▶ WHAT IS EXPECTED: Copy each of the entries below faithfully, setting aside any pictures.

▶ Saved entries:
::::::::

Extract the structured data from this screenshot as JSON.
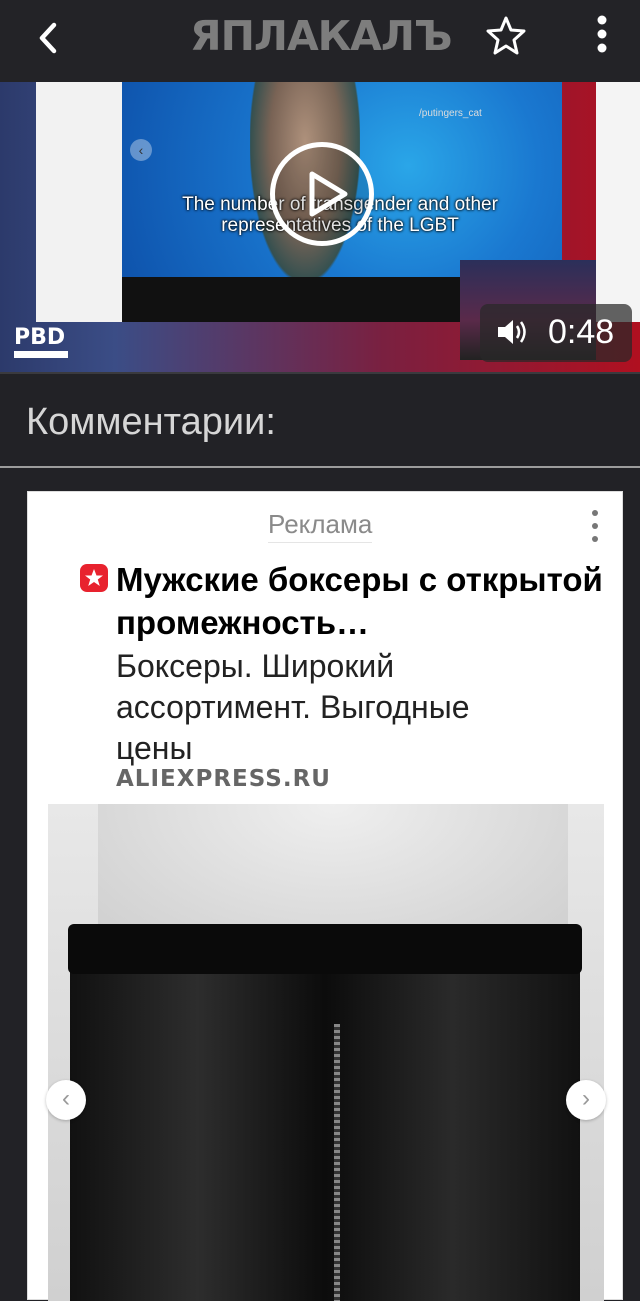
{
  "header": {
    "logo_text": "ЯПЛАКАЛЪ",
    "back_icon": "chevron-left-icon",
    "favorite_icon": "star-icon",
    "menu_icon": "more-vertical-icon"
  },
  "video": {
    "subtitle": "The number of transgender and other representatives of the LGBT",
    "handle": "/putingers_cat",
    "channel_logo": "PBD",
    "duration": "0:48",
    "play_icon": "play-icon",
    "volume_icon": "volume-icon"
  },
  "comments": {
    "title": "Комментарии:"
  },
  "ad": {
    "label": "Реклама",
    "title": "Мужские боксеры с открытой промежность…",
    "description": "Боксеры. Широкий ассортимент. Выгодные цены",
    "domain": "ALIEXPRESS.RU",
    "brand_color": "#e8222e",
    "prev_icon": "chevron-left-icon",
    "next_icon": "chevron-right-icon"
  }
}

::::::::

▶ WORKED ANSWER:
Extract the structured data from this screenshot as JSON.
{
  "header": {
    "logo_text": "ЯПЛАКАЛЪ",
    "back_icon": "chevron-left-icon",
    "favorite_icon": "star-icon",
    "menu_icon": "more-vertical-icon"
  },
  "video": {
    "subtitle": "The number of transgender and other representatives of the LGBT",
    "handle": "/putingers_cat",
    "channel_logo": "PBD",
    "duration": "0:48",
    "play_icon": "play-icon",
    "volume_icon": "volume-icon"
  },
  "comments": {
    "title": "Комментарии:"
  },
  "ad": {
    "label": "Реклама",
    "title": "Мужские боксеры с открытой промежность…",
    "description": "Боксеры. Широкий ассортимент. Выгодные цены",
    "domain": "ALIEXPRESS.RU",
    "brand_color": "#e8222e",
    "prev_icon": "chevron-left-icon",
    "next_icon": "chevron-right-icon"
  }
}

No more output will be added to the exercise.